# Given request
From the listing that follows, output everything exactly except the pictures.
= = = =
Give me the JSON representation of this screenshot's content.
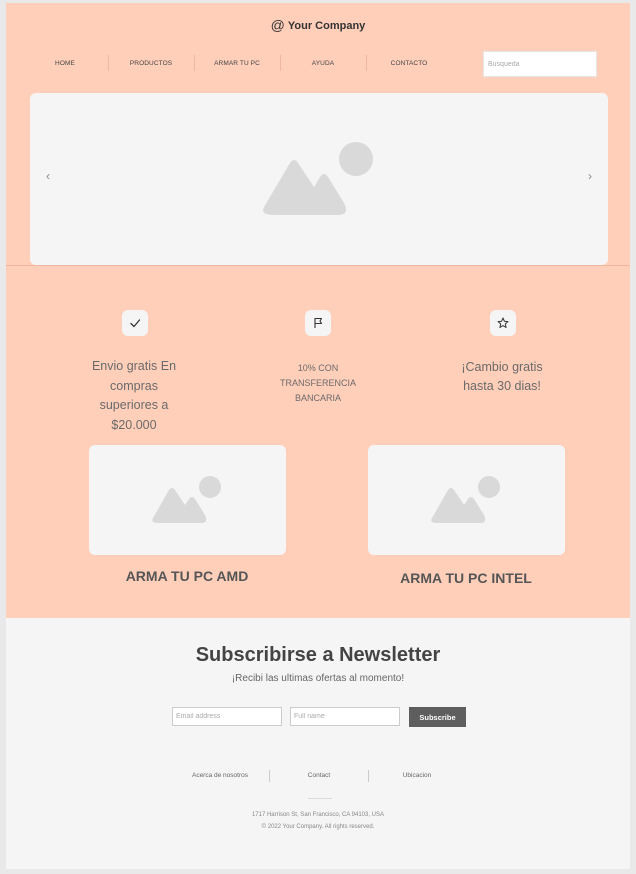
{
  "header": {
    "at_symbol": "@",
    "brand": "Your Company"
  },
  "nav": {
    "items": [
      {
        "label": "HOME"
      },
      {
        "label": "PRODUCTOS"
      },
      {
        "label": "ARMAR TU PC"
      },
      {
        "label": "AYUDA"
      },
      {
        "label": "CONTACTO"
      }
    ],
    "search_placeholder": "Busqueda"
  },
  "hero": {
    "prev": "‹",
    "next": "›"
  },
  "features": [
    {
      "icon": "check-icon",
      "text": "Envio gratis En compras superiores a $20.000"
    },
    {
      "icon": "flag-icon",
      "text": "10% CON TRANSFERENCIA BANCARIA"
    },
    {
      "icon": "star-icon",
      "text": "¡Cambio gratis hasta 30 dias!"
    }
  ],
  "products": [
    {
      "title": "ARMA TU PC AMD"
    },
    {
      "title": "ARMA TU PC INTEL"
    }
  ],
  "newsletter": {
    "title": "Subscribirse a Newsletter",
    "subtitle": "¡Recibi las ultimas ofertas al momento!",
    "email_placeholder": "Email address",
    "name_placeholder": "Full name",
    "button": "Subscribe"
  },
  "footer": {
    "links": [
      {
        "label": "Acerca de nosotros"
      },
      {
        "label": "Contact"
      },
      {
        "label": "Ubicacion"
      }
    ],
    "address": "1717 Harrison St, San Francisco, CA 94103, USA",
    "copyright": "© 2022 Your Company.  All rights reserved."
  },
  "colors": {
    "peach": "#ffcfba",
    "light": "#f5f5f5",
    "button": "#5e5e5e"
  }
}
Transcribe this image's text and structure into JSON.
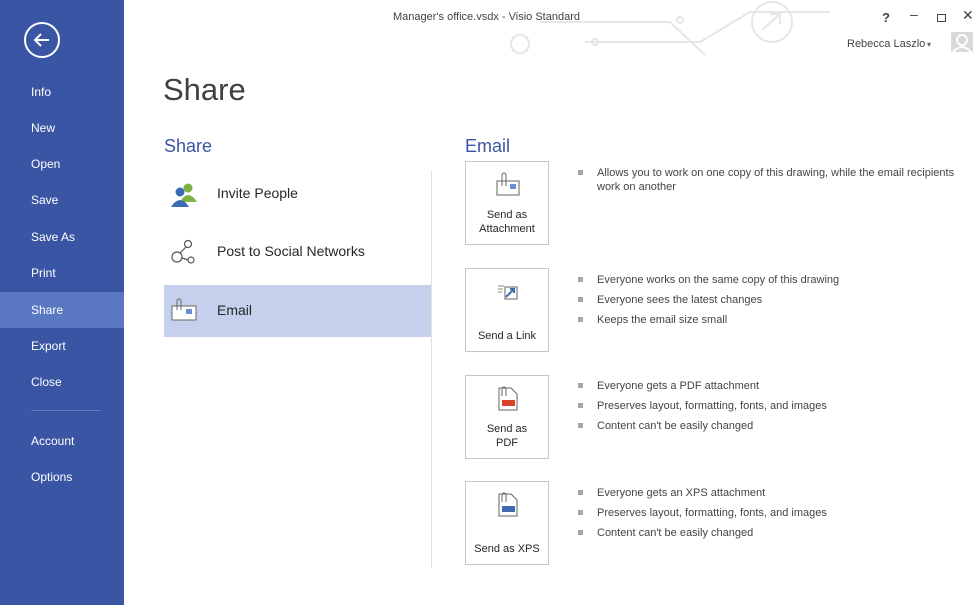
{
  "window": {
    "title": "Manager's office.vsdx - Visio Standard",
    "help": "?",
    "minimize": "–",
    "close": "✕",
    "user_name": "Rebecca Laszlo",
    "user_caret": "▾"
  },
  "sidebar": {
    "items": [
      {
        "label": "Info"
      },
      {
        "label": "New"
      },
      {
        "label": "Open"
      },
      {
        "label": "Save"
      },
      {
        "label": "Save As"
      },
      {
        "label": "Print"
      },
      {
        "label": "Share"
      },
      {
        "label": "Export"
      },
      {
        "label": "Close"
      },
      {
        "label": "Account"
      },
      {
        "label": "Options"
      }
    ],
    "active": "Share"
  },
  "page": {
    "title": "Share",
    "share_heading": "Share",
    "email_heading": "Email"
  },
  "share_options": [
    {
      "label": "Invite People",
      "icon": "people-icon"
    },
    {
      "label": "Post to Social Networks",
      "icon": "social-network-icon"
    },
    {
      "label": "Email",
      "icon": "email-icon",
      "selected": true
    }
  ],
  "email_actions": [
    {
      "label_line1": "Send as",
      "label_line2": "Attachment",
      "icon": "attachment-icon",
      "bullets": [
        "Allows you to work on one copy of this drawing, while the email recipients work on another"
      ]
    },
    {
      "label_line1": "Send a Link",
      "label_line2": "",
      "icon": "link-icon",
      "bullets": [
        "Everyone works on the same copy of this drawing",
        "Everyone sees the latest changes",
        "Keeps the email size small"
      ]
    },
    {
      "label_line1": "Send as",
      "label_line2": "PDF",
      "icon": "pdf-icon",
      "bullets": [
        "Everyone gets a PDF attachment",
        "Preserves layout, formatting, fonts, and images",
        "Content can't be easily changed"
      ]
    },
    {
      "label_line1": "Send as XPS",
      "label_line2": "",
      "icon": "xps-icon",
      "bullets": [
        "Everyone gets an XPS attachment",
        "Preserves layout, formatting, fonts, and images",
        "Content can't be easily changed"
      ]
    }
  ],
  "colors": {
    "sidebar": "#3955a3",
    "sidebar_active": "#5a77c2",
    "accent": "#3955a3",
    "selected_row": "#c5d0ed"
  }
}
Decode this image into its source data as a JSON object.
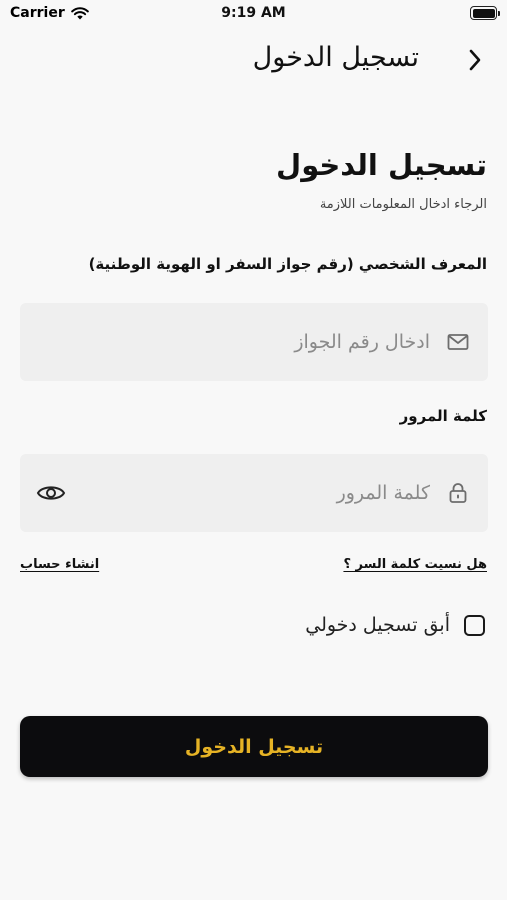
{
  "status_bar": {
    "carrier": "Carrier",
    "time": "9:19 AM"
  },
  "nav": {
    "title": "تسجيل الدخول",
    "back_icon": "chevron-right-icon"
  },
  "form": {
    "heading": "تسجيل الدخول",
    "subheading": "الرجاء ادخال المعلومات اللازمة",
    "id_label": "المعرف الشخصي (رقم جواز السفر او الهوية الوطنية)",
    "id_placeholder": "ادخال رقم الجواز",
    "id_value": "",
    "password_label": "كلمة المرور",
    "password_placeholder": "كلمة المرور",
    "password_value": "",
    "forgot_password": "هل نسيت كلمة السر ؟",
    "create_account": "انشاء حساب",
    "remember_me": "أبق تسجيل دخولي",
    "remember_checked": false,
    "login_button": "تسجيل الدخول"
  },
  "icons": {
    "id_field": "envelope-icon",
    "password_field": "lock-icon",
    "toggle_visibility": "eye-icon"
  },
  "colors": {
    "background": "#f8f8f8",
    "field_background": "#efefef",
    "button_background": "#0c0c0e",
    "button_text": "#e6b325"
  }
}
= = = =
# Complete output
Give me the JSON representation of this screenshot's content.
{
  "header": {
    "at_symbol": "@",
    "brand": "Your Company"
  },
  "nav": {
    "items": [
      {
        "label": "HOME"
      },
      {
        "label": "PRODUCTOS"
      },
      {
        "label": "ARMAR TU PC"
      },
      {
        "label": "AYUDA"
      },
      {
        "label": "CONTACTO"
      }
    ],
    "search_placeholder": "Busqueda"
  },
  "hero": {
    "prev": "‹",
    "next": "›"
  },
  "features": [
    {
      "icon": "check-icon",
      "text": "Envio gratis En compras superiores a $20.000"
    },
    {
      "icon": "flag-icon",
      "text": "10% CON TRANSFERENCIA BANCARIA"
    },
    {
      "icon": "star-icon",
      "text": "¡Cambio gratis hasta 30 dias!"
    }
  ],
  "products": [
    {
      "title": "ARMA TU PC AMD"
    },
    {
      "title": "ARMA TU PC INTEL"
    }
  ],
  "newsletter": {
    "title": "Subscribirse a Newsletter",
    "subtitle": "¡Recibi las ultimas ofertas al momento!",
    "email_placeholder": "Email address",
    "name_placeholder": "Full name",
    "button": "Subscribe"
  },
  "footer": {
    "links": [
      {
        "label": "Acerca de nosotros"
      },
      {
        "label": "Contact"
      },
      {
        "label": "Ubicacion"
      }
    ],
    "address": "1717 Harrison St, San Francisco, CA 94103, USA",
    "copyright": "© 2022 Your Company.  All rights reserved."
  },
  "colors": {
    "peach": "#ffcfba",
    "light": "#f5f5f5",
    "button": "#5e5e5e"
  }
}
Transcribe this image's text and structure into JSON.
{
  "window": {
    "title": "Manager's office.vsdx - Visio Standard",
    "help": "?",
    "minimize": "–",
    "close": "✕",
    "user_name": "Rebecca Laszlo",
    "user_caret": "▾"
  },
  "sidebar": {
    "items": [
      {
        "label": "Info"
      },
      {
        "label": "New"
      },
      {
        "label": "Open"
      },
      {
        "label": "Save"
      },
      {
        "label": "Save As"
      },
      {
        "label": "Print"
      },
      {
        "label": "Share"
      },
      {
        "label": "Export"
      },
      {
        "label": "Close"
      },
      {
        "label": "Account"
      },
      {
        "label": "Options"
      }
    ],
    "active": "Share"
  },
  "page": {
    "title": "Share",
    "share_heading": "Share",
    "email_heading": "Email"
  },
  "share_options": [
    {
      "label": "Invite People",
      "icon": "people-icon"
    },
    {
      "label": "Post to Social Networks",
      "icon": "social-network-icon"
    },
    {
      "label": "Email",
      "icon": "email-icon",
      "selected": true
    }
  ],
  "email_actions": [
    {
      "label_line1": "Send as",
      "label_line2": "Attachment",
      "icon": "attachment-icon",
      "bullets": [
        "Allows you to work on one copy of this drawing, while the email recipients work on another"
      ]
    },
    {
      "label_line1": "Send a Link",
      "label_line2": "",
      "icon": "link-icon",
      "bullets": [
        "Everyone works on the same copy of this drawing",
        "Everyone sees the latest changes",
        "Keeps the email size small"
      ]
    },
    {
      "label_line1": "Send as",
      "label_line2": "PDF",
      "icon": "pdf-icon",
      "bullets": [
        "Everyone gets a PDF attachment",
        "Preserves layout, formatting, fonts, and images",
        "Content can't be easily changed"
      ]
    },
    {
      "label_line1": "Send as XPS",
      "label_line2": "",
      "icon": "xps-icon",
      "bullets": [
        "Everyone gets an XPS attachment",
        "Preserves layout, formatting, fonts, and images",
        "Content can't be easily changed"
      ]
    }
  ],
  "colors": {
    "sidebar": "#3955a3",
    "sidebar_active": "#5a77c2",
    "accent": "#3955a3",
    "selected_row": "#c5d0ed"
  }
}
Decode this image into its source data as a JSON object.
{
  "status_bar": {
    "carrier": "Carrier",
    "time": "9:19 AM"
  },
  "nav": {
    "title": "تسجيل الدخول",
    "back_icon": "chevron-right-icon"
  },
  "form": {
    "heading": "تسجيل الدخول",
    "subheading": "الرجاء ادخال المعلومات اللازمة",
    "id_label": "المعرف الشخصي (رقم جواز السفر او الهوية الوطنية)",
    "id_placeholder": "ادخال رقم الجواز",
    "id_value": "",
    "password_label": "كلمة المرور",
    "password_placeholder": "كلمة المرور",
    "password_value": "",
    "forgot_password": "هل نسيت كلمة السر ؟",
    "create_account": "انشاء حساب",
    "remember_me": "أبق تسجيل دخولي",
    "remember_checked": false,
    "login_button": "تسجيل الدخول"
  },
  "icons": {
    "id_field": "envelope-icon",
    "password_field": "lock-icon",
    "toggle_visibility": "eye-icon"
  },
  "colors": {
    "background": "#f8f8f8",
    "field_background": "#efefef",
    "button_background": "#0c0c0e",
    "button_text": "#e6b325"
  }
}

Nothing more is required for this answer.